#### [SET EXERCISE]
Set the following entries down again exactly, line by line.

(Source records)
▼▼▼
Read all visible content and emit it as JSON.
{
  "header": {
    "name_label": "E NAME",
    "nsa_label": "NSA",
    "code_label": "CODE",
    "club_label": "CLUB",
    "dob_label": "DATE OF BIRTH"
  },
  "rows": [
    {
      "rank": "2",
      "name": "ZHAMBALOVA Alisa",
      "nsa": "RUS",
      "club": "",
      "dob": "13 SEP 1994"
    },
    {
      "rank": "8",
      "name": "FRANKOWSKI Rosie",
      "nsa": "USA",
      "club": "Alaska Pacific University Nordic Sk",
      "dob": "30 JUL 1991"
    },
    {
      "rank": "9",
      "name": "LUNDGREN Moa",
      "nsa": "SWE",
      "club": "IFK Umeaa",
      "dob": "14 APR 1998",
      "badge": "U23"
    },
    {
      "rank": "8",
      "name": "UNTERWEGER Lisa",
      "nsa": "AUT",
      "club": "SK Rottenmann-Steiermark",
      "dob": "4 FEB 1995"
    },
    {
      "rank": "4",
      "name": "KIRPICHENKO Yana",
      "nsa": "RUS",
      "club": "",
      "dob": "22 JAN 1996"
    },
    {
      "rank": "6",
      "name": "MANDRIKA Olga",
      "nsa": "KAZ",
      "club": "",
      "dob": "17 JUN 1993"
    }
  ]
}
▲▲▲
#### [THE SOLUTION]
Read all visible content and emit it as JSON.
{
  "header": {
    "name_label": "E NAME",
    "nsa_label": "NSA",
    "code_label": "CODE",
    "club_label": "CLUB",
    "dob_label": "DATE OF BIRTH"
  },
  "rows": [
    {
      "rank": "2",
      "name": "ZHAMBALOVA Alisa",
      "nsa": "RUS",
      "club": "",
      "dob": "13 SEP 1994"
    },
    {
      "rank": "8",
      "name": "FRANKOWSKI Rosie",
      "nsa": "USA",
      "club": "Alaska Pacific University Nordic Sk",
      "dob": "30 JUL 1991"
    },
    {
      "rank": "9",
      "name": "LUNDGREN Moa",
      "nsa": "SWE",
      "club": "IFK Umeaa",
      "dob": "14 APR 1998",
      "badge": "U23"
    },
    {
      "rank": "8",
      "name": "UNTERWEGER Lisa",
      "nsa": "AUT",
      "club": "SK Rottenmann-Steiermark",
      "dob": "4 FEB 1995"
    },
    {
      "rank": "4",
      "name": "KIRPICHENKO Yana",
      "nsa": "RUS",
      "club": "",
      "dob": "22 JAN 1996"
    },
    {
      "rank": "6",
      "name": "MANDRIKA Olga",
      "nsa": "KAZ",
      "club": "",
      "dob": "17 JUN 1993"
    }
  ]
}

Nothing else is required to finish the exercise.